---- Data provided
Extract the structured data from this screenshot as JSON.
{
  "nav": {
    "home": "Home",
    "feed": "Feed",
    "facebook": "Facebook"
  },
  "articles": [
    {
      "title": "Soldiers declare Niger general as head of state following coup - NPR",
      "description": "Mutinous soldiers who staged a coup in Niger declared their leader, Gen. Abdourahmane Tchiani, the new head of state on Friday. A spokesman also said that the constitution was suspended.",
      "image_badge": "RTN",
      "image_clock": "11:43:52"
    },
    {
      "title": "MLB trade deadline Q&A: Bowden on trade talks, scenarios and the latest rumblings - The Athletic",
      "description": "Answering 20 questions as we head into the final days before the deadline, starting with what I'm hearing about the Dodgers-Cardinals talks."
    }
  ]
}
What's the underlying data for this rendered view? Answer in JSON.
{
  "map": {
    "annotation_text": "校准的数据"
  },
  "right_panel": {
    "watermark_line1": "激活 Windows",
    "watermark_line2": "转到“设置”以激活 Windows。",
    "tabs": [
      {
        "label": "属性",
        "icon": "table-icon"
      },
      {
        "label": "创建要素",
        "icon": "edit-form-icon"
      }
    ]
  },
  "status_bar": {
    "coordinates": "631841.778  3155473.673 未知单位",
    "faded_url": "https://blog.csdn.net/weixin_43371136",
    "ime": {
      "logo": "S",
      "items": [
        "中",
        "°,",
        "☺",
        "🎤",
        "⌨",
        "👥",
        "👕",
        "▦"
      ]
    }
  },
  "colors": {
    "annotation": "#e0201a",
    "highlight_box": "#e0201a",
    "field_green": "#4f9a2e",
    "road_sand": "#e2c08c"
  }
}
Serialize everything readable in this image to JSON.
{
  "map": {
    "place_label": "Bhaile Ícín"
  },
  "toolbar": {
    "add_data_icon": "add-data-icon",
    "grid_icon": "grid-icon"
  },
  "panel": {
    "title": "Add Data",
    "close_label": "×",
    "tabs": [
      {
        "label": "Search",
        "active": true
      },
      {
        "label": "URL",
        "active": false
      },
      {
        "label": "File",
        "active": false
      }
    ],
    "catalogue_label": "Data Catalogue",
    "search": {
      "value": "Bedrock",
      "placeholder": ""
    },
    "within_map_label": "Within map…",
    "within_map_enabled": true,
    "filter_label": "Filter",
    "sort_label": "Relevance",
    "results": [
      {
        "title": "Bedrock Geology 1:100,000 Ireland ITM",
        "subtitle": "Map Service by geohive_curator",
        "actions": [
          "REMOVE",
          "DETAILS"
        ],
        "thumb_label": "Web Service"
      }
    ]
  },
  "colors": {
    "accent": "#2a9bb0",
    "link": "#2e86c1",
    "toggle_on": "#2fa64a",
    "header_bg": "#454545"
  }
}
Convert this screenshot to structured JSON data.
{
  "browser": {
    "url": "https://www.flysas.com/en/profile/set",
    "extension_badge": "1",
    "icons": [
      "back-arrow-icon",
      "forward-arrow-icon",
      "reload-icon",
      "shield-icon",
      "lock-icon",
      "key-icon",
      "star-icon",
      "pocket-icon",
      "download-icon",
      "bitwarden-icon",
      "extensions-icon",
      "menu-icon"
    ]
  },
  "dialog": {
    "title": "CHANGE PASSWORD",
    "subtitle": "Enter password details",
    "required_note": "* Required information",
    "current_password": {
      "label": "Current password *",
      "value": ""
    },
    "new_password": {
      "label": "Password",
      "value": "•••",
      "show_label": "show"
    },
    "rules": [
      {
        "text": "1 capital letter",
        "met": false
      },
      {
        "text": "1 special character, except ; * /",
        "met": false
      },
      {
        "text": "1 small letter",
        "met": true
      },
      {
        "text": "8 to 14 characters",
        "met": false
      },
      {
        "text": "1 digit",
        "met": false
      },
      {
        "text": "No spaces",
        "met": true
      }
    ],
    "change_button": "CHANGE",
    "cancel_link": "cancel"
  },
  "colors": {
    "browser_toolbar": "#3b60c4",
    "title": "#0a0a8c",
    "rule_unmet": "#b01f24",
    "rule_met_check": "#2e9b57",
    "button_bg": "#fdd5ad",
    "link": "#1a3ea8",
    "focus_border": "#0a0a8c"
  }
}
--------
*Requirements*: Set down all of the data above, word for word.

*Output*:
Extract the structured data from this screenshot as JSON.
{
  "nav": {
    "home": "Home",
    "feed": "Feed",
    "facebook": "Facebook"
  },
  "articles": [
    {
      "title": "Soldiers declare Niger general as head of state following coup - NPR",
      "description": "Mutinous soldiers who staged a coup in Niger declared their leader, Gen. Abdourahmane Tchiani, the new head of state on Friday. A spokesman also said that the constitution was suspended.",
      "image_badge": "RTN",
      "image_clock": "11:43:52"
    },
    {
      "title": "MLB trade deadline Q&A: Bowden on trade talks, scenarios and the latest rumblings - The Athletic",
      "description": "Answering 20 questions as we head into the final days before the deadline, starting with what I'm hearing about the Dodgers-Cardinals talks."
    }
  ]
}
What's the underlying data for this rendered view? Answer in JSON.
{
  "map": {
    "annotation_text": "校准的数据"
  },
  "right_panel": {
    "watermark_line1": "激活 Windows",
    "watermark_line2": "转到“设置”以激活 Windows。",
    "tabs": [
      {
        "label": "属性",
        "icon": "table-icon"
      },
      {
        "label": "创建要素",
        "icon": "edit-form-icon"
      }
    ]
  },
  "status_bar": {
    "coordinates": "631841.778  3155473.673 未知单位",
    "faded_url": "https://blog.csdn.net/weixin_43371136",
    "ime": {
      "logo": "S",
      "items": [
        "中",
        "°,",
        "☺",
        "🎤",
        "⌨",
        "👥",
        "👕",
        "▦"
      ]
    }
  },
  "colors": {
    "annotation": "#e0201a",
    "highlight_box": "#e0201a",
    "field_green": "#4f9a2e",
    "road_sand": "#e2c08c"
  }
}
Serialize everything readable in this image to JSON.
{
  "map": {
    "place_label": "Bhaile Ícín"
  },
  "toolbar": {
    "add_data_icon": "add-data-icon",
    "grid_icon": "grid-icon"
  },
  "panel": {
    "title": "Add Data",
    "close_label": "×",
    "tabs": [
      {
        "label": "Search",
        "active": true
      },
      {
        "label": "URL",
        "active": false
      },
      {
        "label": "File",
        "active": false
      }
    ],
    "catalogue_label": "Data Catalogue",
    "search": {
      "value": "Bedrock",
      "placeholder": ""
    },
    "within_map_label": "Within map…",
    "within_map_enabled": true,
    "filter_label": "Filter",
    "sort_label": "Relevance",
    "results": [
      {
        "title": "Bedrock Geology 1:100,000 Ireland ITM",
        "subtitle": "Map Service by geohive_curator",
        "actions": [
          "REMOVE",
          "DETAILS"
        ],
        "thumb_label": "Web Service"
      }
    ]
  },
  "colors": {
    "accent": "#2a9bb0",
    "link": "#2e86c1",
    "toggle_on": "#2fa64a",
    "header_bg": "#454545"
  }
}
Convert this screenshot to structured JSON data.
{
  "browser": {
    "url": "https://www.flysas.com/en/profile/set",
    "extension_badge": "1",
    "icons": [
      "back-arrow-icon",
      "forward-arrow-icon",
      "reload-icon",
      "shield-icon",
      "lock-icon",
      "key-icon",
      "star-icon",
      "pocket-icon",
      "download-icon",
      "bitwarden-icon",
      "extensions-icon",
      "menu-icon"
    ]
  },
  "dialog": {
    "title": "CHANGE PASSWORD",
    "subtitle": "Enter password details",
    "required_note": "* Required information",
    "current_password": {
      "label": "Current password *",
      "value": ""
    },
    "new_password": {
      "label": "Password",
      "value": "•••",
      "show_label": "show"
    },
    "rules": [
      {
        "text": "1 capital letter",
        "met": false
      },
      {
        "text": "1 special character, except ; * /",
        "met": false
      },
      {
        "text": "1 small letter",
        "met": true
      },
      {
        "text": "8 to 14 characters",
        "met": false
      },
      {
        "text": "1 digit",
        "met": false
      },
      {
        "text": "No spaces",
        "met": true
      }
    ],
    "change_button": "CHANGE",
    "cancel_link": "cancel"
  },
  "colors": {
    "browser_toolbar": "#3b60c4",
    "title": "#0a0a8c",
    "rule_unmet": "#b01f24",
    "rule_met_check": "#2e9b57",
    "button_bg": "#fdd5ad",
    "link": "#1a3ea8",
    "focus_border": "#0a0a8c"
  }
}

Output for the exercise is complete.